» TEXTABSCHNITT

Statement vom 02.10.2019

Anton Hofreiter zur Vertagung des Klimapakets

Zur Vertagung des Klimapakets im Bundeskabinett sowie zum beschlossenen Ergänzungshaushalt zum Klimaschutz erklärt Anton Hofreiter, Fraktionsvorsitzender:

„Das Hin und Her zeigt, wie planlos das Bundeskabinett in der Klimapolitik ist. Die Bundesregierung ist beim Klimaschutz gemessen an der Menschheitsaufgabe gescheitert. Es gibt viel Klein-Klein, die wirklichen Stellschrauben werden nicht angepackt. Nun versucht die Bundesregierung, ihr Versagen beim Mini-Klimapaket noch schön zu rechnen. Während die Regierung Merkel Milliarden Euro mit der Gießkanne verteilt, hält sie an klimafeindlichen Subventionen in Höhe von 57 Milliarden Euro fest. Das ist doch absurd. Auch das vorgeschlagene Konzept zur CO2-Bepreisung überzeugt nicht. Es  fehlt dem Konzept nicht nur die ökologische Lenkungswirkung, sondern auch die soziale Komponente. Die Regierung lässt die Einnahmen im Haushalt versickern, anstatt es vollständig den Menschen zurückzugeben. Wir fordern einen ökologisch wirksamen, sozial gerechten und ökonomisch vernünftigen CO2-Preis, der über die Abschaffung der Stromsteuer und die Einführung eines Energiegeldes den Menschen zurückgezahlt wird. Wer das Klima schont, würde es dann direkt im Geldbeutel merken. Wir fordern die Bundesregierung auf, ein echtes Klimaschutzpaket vorzulegen, das der Größe der Herausforderungen gerecht wird. Dafür muss Herr Scholz die klimaschädigenden Subventionen abbauen und deutlich mehr in den Klimaschutz investieren."

» AUFGABENSTELLUNG
Wie hoch sind laut dem Statement zum Klimapaket die klimafeindlichen Subventionen, an denen die Regierung festhält?

» Gespeicherte Dateneinträge
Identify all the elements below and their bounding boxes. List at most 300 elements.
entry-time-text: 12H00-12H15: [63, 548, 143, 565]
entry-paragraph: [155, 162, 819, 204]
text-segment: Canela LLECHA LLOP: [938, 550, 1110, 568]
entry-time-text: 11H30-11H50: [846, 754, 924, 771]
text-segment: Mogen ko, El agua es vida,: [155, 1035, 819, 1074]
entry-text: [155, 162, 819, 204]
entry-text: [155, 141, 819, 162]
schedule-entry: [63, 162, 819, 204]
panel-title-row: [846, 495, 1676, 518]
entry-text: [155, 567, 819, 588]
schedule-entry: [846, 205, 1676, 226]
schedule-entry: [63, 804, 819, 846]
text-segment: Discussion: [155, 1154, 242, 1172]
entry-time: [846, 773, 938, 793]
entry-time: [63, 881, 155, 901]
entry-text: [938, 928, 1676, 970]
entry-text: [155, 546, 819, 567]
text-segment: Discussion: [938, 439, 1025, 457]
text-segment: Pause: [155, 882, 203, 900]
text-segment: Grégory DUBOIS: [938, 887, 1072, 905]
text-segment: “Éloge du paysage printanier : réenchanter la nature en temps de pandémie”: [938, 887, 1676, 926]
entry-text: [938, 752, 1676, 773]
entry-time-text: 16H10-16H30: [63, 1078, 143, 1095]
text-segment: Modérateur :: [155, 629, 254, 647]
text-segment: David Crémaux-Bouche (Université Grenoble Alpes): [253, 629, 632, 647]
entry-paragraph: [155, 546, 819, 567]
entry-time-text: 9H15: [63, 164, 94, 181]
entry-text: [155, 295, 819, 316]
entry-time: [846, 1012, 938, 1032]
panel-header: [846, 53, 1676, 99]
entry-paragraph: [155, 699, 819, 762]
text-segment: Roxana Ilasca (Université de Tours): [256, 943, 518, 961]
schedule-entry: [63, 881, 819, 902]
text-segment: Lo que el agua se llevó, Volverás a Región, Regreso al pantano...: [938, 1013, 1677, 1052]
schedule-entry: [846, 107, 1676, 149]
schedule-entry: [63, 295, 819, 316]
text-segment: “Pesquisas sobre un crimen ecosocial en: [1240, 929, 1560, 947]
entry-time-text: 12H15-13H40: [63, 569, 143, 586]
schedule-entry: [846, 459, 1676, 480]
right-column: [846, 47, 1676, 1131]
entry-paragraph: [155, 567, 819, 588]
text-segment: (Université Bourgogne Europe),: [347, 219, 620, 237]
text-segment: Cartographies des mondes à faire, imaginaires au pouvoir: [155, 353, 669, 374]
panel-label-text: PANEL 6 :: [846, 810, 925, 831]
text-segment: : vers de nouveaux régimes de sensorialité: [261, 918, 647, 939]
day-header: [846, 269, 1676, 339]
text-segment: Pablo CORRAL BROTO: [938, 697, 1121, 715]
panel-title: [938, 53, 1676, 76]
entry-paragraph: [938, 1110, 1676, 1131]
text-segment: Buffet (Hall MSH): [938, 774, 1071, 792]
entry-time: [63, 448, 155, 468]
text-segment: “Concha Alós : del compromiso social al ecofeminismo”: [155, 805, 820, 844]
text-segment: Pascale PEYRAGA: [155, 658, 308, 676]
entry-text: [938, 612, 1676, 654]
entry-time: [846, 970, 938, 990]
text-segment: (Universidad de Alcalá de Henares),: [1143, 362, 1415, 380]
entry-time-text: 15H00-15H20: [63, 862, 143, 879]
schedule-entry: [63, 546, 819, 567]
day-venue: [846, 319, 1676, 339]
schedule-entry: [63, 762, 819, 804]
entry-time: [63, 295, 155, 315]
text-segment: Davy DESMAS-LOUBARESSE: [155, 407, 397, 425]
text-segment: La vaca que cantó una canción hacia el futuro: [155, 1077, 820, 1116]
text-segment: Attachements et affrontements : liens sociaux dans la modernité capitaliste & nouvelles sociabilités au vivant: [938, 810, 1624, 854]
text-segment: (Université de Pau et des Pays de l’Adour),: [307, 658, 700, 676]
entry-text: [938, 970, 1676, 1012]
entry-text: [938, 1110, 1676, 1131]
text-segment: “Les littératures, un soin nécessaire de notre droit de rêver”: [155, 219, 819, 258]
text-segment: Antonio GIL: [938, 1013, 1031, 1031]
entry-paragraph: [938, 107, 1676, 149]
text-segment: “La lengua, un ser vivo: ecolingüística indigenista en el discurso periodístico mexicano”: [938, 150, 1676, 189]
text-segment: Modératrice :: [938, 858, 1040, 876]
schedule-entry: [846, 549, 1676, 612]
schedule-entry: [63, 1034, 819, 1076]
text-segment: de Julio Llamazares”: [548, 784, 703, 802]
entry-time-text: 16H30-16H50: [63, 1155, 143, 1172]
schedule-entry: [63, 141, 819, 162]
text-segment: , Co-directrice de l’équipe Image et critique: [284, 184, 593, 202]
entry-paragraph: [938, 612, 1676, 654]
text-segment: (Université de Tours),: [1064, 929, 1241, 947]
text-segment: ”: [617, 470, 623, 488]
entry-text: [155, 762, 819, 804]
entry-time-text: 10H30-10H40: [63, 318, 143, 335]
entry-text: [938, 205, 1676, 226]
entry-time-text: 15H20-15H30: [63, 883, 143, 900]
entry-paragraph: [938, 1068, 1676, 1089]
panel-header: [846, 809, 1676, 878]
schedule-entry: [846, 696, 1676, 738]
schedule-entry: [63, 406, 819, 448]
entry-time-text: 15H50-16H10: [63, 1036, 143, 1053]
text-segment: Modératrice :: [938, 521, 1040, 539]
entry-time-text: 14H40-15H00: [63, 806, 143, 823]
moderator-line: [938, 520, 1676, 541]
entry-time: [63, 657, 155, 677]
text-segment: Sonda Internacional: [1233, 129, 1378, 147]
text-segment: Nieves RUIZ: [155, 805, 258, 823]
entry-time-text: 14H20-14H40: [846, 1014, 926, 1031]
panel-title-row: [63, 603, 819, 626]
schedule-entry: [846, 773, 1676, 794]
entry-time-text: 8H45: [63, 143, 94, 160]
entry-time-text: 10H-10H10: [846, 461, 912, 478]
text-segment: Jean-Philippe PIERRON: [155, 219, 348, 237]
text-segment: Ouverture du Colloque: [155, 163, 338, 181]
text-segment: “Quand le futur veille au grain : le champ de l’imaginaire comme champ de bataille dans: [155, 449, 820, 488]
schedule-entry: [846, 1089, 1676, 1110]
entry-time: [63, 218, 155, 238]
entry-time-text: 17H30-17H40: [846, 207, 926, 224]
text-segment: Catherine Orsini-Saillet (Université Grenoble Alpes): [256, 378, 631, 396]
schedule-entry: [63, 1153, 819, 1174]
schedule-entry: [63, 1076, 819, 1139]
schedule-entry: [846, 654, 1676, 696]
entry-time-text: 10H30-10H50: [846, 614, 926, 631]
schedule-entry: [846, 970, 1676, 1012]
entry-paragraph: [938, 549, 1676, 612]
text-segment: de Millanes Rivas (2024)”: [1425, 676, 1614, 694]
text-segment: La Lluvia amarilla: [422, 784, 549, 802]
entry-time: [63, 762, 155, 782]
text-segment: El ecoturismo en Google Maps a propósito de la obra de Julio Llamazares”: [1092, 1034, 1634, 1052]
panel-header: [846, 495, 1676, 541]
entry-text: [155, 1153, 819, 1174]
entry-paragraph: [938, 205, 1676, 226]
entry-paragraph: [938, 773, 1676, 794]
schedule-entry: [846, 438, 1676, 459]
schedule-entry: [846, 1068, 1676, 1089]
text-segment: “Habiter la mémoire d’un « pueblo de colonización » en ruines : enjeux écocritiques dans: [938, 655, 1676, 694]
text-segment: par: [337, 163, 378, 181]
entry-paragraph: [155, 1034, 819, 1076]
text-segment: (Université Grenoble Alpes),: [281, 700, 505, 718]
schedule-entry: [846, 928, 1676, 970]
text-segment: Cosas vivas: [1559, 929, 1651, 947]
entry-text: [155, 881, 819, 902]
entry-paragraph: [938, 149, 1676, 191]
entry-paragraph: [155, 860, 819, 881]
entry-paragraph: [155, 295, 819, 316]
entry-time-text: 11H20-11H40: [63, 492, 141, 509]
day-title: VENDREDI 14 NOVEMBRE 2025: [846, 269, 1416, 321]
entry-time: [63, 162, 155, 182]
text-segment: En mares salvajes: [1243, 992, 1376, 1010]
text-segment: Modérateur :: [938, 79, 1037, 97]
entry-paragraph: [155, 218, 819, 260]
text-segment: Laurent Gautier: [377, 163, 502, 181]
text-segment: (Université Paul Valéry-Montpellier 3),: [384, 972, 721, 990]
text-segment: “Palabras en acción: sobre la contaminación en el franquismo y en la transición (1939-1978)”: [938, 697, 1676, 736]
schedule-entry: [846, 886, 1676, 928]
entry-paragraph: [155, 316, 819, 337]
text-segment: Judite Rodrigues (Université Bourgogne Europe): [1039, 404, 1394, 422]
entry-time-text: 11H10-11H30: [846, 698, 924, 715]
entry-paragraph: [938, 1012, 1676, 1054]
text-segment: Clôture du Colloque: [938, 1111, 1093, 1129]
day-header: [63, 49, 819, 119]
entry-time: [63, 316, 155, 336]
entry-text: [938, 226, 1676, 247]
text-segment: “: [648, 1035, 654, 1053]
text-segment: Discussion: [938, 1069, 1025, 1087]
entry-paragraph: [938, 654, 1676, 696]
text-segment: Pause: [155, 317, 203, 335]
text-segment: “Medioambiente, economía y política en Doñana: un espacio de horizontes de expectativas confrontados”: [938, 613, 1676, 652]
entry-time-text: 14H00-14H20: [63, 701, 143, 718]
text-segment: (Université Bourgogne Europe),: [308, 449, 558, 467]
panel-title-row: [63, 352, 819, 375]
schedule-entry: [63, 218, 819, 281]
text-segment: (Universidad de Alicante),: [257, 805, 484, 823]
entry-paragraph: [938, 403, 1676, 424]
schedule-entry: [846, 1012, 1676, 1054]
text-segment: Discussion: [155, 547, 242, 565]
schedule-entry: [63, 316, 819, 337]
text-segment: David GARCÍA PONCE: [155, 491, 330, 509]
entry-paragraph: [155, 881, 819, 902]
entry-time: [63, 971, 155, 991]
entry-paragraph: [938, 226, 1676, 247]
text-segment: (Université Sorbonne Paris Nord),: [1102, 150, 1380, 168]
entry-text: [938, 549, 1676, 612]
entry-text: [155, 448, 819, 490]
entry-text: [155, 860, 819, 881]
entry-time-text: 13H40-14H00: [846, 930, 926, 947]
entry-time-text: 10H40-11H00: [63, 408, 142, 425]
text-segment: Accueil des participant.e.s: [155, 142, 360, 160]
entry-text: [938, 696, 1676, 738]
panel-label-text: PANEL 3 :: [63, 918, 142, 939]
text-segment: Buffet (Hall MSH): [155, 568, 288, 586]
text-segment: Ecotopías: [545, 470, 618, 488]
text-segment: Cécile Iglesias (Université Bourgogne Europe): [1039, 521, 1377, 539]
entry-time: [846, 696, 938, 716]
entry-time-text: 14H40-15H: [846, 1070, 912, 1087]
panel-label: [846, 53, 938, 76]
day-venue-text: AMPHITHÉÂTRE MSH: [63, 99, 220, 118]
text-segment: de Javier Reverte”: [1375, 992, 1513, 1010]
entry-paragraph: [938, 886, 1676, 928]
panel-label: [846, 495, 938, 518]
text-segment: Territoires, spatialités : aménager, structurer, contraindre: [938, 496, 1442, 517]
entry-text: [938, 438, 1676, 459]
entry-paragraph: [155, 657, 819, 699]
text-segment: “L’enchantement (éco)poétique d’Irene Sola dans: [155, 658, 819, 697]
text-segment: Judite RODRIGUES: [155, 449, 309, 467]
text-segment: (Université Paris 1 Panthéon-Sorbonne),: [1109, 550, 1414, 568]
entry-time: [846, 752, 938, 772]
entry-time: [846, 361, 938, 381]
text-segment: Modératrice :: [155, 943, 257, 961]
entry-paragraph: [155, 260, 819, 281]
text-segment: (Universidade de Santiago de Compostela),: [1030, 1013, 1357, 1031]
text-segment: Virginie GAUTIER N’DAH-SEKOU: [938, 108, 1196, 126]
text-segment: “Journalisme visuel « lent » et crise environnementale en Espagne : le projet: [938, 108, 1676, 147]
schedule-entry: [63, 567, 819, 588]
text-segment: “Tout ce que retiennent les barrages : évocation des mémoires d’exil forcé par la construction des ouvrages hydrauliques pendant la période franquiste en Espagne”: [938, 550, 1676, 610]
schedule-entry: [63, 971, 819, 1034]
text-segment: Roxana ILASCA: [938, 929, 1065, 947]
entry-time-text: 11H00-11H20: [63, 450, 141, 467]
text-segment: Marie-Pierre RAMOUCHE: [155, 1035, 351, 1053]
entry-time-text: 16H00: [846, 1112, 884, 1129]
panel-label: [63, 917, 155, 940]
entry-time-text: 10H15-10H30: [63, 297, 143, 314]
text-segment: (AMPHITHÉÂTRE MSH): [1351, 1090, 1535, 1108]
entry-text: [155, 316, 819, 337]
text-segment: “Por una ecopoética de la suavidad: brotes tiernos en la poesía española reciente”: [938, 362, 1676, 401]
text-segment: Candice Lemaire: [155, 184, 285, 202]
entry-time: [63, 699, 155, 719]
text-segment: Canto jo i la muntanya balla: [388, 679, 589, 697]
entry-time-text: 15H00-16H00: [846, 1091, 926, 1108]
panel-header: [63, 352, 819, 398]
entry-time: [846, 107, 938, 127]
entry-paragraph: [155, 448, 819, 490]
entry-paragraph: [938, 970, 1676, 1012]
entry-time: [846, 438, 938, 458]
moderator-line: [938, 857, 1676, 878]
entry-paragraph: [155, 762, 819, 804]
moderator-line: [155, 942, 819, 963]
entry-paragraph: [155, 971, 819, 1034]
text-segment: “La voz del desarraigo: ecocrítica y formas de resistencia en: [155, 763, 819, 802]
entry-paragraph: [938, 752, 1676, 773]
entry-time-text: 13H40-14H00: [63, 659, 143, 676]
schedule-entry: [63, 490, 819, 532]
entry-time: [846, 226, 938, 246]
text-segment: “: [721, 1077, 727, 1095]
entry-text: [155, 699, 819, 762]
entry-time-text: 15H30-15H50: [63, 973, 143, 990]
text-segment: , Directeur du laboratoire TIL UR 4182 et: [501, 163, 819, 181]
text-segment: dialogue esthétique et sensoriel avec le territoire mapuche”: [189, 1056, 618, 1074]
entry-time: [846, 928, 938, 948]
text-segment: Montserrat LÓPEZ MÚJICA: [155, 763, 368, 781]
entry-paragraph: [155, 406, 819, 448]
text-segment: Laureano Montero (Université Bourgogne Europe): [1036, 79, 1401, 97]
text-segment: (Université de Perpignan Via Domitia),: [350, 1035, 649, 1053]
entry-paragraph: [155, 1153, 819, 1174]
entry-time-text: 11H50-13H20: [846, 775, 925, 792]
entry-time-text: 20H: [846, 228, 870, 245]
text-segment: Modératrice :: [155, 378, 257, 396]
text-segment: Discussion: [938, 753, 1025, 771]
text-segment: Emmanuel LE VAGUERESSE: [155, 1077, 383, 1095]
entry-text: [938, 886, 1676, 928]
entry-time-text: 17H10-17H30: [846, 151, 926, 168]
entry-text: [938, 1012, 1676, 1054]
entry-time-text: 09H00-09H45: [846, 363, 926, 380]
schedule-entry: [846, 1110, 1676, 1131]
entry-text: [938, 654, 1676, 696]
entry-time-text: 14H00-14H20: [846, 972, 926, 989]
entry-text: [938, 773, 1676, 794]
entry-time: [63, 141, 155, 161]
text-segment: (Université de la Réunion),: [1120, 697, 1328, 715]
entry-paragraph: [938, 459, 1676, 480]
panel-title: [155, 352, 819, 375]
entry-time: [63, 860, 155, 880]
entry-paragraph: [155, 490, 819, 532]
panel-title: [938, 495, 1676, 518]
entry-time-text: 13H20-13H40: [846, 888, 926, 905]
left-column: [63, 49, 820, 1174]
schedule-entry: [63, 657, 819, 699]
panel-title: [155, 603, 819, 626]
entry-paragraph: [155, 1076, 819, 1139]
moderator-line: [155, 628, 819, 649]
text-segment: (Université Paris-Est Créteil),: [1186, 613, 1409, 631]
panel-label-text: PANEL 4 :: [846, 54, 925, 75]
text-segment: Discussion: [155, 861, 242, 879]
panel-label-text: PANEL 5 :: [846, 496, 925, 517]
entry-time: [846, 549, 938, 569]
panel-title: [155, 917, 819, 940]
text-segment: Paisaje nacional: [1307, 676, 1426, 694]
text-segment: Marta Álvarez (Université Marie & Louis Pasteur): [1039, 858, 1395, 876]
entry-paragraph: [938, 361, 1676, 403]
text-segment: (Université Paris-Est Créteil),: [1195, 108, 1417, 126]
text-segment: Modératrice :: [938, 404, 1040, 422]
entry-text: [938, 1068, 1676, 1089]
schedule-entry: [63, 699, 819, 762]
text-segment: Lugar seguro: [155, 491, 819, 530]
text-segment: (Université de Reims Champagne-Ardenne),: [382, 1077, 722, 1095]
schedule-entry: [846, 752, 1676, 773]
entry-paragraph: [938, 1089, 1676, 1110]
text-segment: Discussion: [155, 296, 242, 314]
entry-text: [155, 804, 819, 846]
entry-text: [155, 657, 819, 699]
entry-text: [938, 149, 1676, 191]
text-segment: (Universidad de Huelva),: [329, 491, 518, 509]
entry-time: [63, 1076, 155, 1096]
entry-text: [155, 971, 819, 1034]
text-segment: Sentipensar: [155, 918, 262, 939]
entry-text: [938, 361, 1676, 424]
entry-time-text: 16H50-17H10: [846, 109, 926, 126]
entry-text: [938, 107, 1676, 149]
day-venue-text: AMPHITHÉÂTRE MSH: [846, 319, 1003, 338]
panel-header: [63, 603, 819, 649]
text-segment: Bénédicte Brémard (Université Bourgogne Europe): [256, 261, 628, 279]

» SCHRIFTLICHE ANTWORT
Sie betragen 57 Milliarden Euro.